Stated task:
Reproduce each line from the records that holds "many".
:::::
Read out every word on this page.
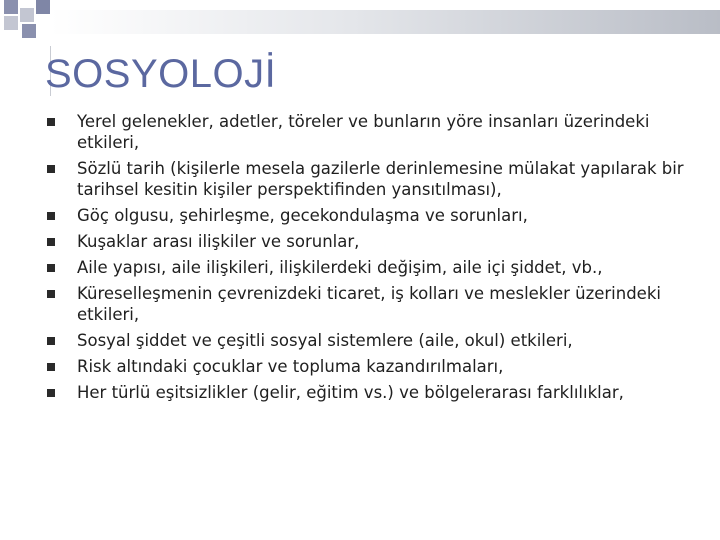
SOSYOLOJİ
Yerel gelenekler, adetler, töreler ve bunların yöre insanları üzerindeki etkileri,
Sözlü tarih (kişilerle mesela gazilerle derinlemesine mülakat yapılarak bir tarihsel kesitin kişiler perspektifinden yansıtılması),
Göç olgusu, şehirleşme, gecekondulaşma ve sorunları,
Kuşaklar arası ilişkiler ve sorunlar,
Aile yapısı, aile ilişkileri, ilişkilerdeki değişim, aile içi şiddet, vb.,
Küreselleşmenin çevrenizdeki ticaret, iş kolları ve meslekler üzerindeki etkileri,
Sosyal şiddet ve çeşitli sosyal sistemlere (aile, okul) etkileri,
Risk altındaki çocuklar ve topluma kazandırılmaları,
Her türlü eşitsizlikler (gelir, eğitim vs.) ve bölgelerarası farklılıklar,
:::::
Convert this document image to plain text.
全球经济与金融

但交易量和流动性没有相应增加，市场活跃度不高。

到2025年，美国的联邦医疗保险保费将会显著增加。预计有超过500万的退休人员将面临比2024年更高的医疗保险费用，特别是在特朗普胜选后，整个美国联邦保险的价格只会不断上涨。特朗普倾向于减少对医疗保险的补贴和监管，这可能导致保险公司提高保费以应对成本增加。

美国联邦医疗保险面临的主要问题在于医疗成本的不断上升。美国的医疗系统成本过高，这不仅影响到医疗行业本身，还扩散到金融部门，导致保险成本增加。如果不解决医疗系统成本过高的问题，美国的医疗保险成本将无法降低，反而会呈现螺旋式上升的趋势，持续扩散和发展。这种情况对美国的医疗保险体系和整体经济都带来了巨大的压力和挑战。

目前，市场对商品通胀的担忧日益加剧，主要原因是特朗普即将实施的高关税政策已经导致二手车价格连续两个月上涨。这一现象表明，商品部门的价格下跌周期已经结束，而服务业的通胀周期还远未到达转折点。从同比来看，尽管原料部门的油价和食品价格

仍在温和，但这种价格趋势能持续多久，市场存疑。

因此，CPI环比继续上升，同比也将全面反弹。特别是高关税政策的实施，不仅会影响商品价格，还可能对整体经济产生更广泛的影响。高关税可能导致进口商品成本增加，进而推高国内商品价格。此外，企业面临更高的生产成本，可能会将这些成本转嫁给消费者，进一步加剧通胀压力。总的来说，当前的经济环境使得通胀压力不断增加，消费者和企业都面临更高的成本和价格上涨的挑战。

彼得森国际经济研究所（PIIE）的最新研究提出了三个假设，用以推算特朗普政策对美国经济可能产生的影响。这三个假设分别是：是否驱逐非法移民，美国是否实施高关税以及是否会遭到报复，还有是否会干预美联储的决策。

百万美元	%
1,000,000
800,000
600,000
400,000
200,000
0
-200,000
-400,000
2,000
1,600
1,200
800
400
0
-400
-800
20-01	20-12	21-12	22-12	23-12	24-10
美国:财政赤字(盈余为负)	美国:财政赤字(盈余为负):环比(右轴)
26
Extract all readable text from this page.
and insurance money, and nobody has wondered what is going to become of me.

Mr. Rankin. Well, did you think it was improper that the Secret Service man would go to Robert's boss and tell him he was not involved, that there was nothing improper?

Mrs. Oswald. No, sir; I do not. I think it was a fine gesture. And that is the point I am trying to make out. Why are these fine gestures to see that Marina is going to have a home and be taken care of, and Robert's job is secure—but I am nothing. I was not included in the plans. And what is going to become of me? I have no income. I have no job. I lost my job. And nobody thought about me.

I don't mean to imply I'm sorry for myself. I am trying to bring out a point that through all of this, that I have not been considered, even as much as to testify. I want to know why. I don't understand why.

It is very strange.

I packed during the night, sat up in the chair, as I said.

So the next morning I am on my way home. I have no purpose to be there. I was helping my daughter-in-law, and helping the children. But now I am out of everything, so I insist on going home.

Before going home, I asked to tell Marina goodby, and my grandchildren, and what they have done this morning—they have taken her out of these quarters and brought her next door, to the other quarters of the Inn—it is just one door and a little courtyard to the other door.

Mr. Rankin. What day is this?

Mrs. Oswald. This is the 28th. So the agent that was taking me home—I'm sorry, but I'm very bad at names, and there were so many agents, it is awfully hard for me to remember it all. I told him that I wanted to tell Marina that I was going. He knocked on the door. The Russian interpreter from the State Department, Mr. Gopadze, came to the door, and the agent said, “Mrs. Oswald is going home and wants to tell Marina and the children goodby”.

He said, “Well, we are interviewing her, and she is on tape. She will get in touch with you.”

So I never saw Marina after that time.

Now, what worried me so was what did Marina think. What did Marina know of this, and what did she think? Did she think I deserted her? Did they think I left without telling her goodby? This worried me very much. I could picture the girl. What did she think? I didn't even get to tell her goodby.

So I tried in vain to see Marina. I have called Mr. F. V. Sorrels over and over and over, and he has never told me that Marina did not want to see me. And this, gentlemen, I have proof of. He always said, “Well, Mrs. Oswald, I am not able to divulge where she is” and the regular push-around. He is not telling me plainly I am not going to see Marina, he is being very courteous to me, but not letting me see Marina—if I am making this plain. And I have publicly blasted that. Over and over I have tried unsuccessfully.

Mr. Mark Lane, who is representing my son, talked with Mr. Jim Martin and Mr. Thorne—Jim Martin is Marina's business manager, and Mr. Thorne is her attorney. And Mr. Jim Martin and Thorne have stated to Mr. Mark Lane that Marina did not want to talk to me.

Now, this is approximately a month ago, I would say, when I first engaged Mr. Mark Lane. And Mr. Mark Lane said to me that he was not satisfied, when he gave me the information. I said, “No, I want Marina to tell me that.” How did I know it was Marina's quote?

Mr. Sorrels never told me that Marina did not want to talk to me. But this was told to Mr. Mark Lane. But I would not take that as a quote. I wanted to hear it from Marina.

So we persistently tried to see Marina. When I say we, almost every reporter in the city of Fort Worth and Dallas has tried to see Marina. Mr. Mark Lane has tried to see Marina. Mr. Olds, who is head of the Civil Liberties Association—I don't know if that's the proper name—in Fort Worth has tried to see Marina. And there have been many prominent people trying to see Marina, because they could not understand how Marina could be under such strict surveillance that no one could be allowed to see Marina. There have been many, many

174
:::::
Solution to the exercise:
Mrs. Oswald. This is the 28th. So the agent that was taking me home—I'm sorry, but I'm very bad at names, and there were so many agents, it is awfully hard for me to remember it all. I told him that I wanted to tell Marina that I was going. He knocked on the door. The Russian interpreter from the State Department, Mr. Gopadze, came to the door, and the agent said, “Mrs. Oswald is going home and wants to tell Marina and the children goodby”.
So we persistently tried to see Marina. When I say we, almost every reporter in the city of Fort Worth and Dallas has tried to see Marina. Mr. Mark Lane has tried to see Marina. Mr. Olds, who is head of the Civil Liberties Association—I don't know if that's the proper name—in Fort Worth has tried to see Marina. And there have been many prominent people trying to see Marina, because they could not understand how Marina could be under such strict surveillance that no one could be allowed to see Marina. There have been many, many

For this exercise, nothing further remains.